'''

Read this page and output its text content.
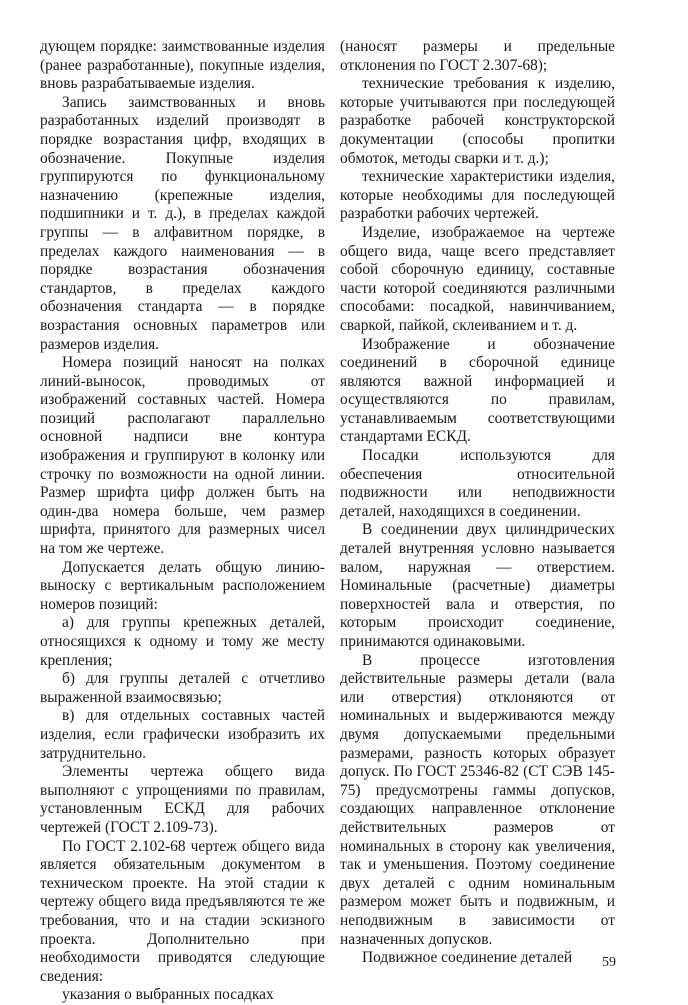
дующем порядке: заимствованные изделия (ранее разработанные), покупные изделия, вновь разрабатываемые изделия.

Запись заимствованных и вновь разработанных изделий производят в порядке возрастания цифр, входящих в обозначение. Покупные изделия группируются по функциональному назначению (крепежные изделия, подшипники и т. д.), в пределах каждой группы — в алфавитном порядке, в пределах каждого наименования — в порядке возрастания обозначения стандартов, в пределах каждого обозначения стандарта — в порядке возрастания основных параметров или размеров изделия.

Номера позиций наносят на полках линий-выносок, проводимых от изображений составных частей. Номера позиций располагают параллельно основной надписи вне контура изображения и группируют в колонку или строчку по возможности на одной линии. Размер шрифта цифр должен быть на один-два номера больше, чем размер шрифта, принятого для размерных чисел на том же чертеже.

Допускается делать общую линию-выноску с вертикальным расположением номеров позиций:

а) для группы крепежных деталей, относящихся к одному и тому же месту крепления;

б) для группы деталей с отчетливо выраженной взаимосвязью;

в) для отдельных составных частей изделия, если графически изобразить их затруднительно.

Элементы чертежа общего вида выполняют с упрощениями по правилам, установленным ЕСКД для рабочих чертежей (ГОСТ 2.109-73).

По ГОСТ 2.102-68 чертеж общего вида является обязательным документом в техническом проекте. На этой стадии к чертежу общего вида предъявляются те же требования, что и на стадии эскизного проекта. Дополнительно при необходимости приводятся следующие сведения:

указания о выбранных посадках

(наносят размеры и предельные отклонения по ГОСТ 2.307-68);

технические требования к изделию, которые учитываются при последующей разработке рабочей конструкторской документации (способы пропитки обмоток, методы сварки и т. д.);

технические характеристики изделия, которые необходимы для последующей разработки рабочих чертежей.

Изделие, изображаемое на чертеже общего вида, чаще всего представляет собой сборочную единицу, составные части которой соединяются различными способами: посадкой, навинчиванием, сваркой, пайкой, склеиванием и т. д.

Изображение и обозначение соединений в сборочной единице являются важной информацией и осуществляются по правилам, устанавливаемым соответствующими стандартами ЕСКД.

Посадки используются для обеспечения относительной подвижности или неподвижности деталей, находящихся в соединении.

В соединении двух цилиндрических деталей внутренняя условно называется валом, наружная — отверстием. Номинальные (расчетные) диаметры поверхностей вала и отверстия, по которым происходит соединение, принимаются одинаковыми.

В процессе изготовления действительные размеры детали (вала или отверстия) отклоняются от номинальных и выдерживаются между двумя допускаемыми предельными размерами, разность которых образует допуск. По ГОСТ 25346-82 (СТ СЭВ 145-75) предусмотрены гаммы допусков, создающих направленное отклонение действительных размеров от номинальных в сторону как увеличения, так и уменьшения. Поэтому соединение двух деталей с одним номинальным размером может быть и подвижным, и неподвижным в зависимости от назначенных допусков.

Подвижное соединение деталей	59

'''
'''

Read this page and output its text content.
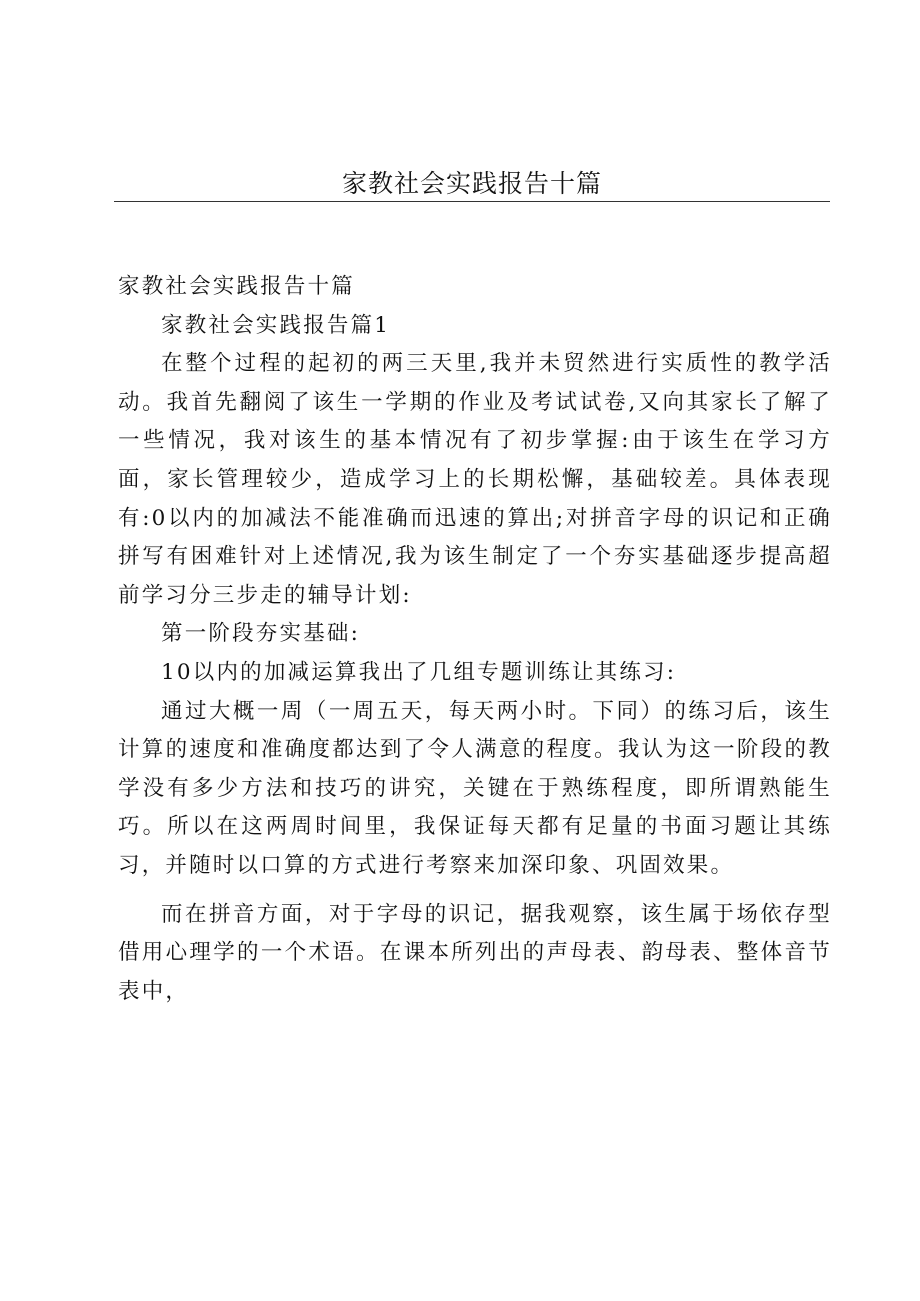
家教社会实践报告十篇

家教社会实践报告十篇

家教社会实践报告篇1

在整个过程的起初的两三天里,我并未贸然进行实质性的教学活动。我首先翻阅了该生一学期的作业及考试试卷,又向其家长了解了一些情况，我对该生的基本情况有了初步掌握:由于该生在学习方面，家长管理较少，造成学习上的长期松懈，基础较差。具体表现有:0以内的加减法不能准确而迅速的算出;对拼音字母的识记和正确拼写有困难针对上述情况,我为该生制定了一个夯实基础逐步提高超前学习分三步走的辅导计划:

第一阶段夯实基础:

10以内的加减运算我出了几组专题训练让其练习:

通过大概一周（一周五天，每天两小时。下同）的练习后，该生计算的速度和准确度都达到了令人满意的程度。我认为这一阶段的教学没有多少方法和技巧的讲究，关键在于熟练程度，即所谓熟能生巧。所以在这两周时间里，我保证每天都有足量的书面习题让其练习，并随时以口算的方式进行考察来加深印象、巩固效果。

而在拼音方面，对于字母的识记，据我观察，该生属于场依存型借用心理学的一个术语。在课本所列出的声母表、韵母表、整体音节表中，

'''

SET EXERCISE: Look through the listing above. Pick out each line with "вида" and copy it.

TASK RESULT:
Элементы чертежа общего вида выполняют с упрощениями по правилам, установленным ЕСКД для рабочих чертежей (ГОСТ 2.109-73).
По ГОСТ 2.102-68 чертеж общего вида является обязательным документом в техническом проекте. На этой стадии к чертежу общего вида предъявляются те же требования, что и на стадии эскизного проекта. Дополнительно при необходимости приводятся следующие сведения:
Изделие, изображаемое на чертеже общего вида, чаще всего представляет собой сборочную единицу, составные части которой соединяются различными способами: посадкой, навинчиванием, сваркой, пайкой, склеиванием и т. д.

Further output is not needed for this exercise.